Dataset entries

▼▼▼

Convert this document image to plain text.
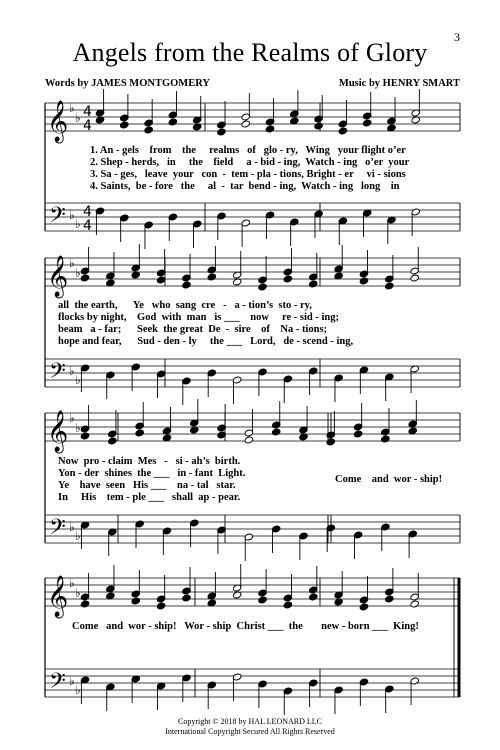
3
Angels from the Realms of Glory
Words by JAMES MONTGOMERY	Music by HENRY SMART
𝄞
𝄢
♭
♭
♭
♭
4
4
4
4
𝄞
𝄢
♭
♭
♭
♭
𝄞
𝄢
♭
♭
♭
♭
𝄞
𝄢
♭
♭
♭
♭
1. An - gels    from    the     realms   of   glo - ry,   Wing   your flight o’er
2. Shep - herds,   in     the    field     a - bid - ing,  Watch - ing   o’er  your
3. Sa - ges,   leave  your   con  -  tem - pla - tions, Bright - er     vi - sions
4. Saints,  be - fore   the     al  -  tar  bend - ing,  Watch - ing   long    in
all  the earth,      Ye   who  sang  cre   -   a - tion’s  sto - ry,
flocks by night,    God  with  man   is ___    now     re - sid - ing;
beam   a - far;      Seek  the great  De  -  sire    of    Na - tions;
hope and fear,      Sud - den - ly     the ___   Lord,   de - scend - ing,
Now  pro - claim  Mes   -   si - ah’s  birth.
Yon - der  shines  the ___   in - fant  Light.
Ye    have  seen   His ___    na - tal   star.
In     His    tem - ple ___   shall  ap - pear.
Come    and  wor - ship!
Come   and  wor - ship!   Wor - ship  Christ ___  the       new - born ___  King!
Copyright © 2018 by HAL LEONARD LLC
International Copyright Secured All Rights Reserved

▲▲▲

PROBLEM REQUIREMENTS: All lines of the data above that include the word "Watch" must be shown.

SOLUTION TO THIS TASK:
2. Shep - herds,   in     the    field     a - bid - ing,  Watch - ing   o’er  your
4. Saints,  be - fore   the     al  -  tar  bend - ing,  Watch - ing   long    in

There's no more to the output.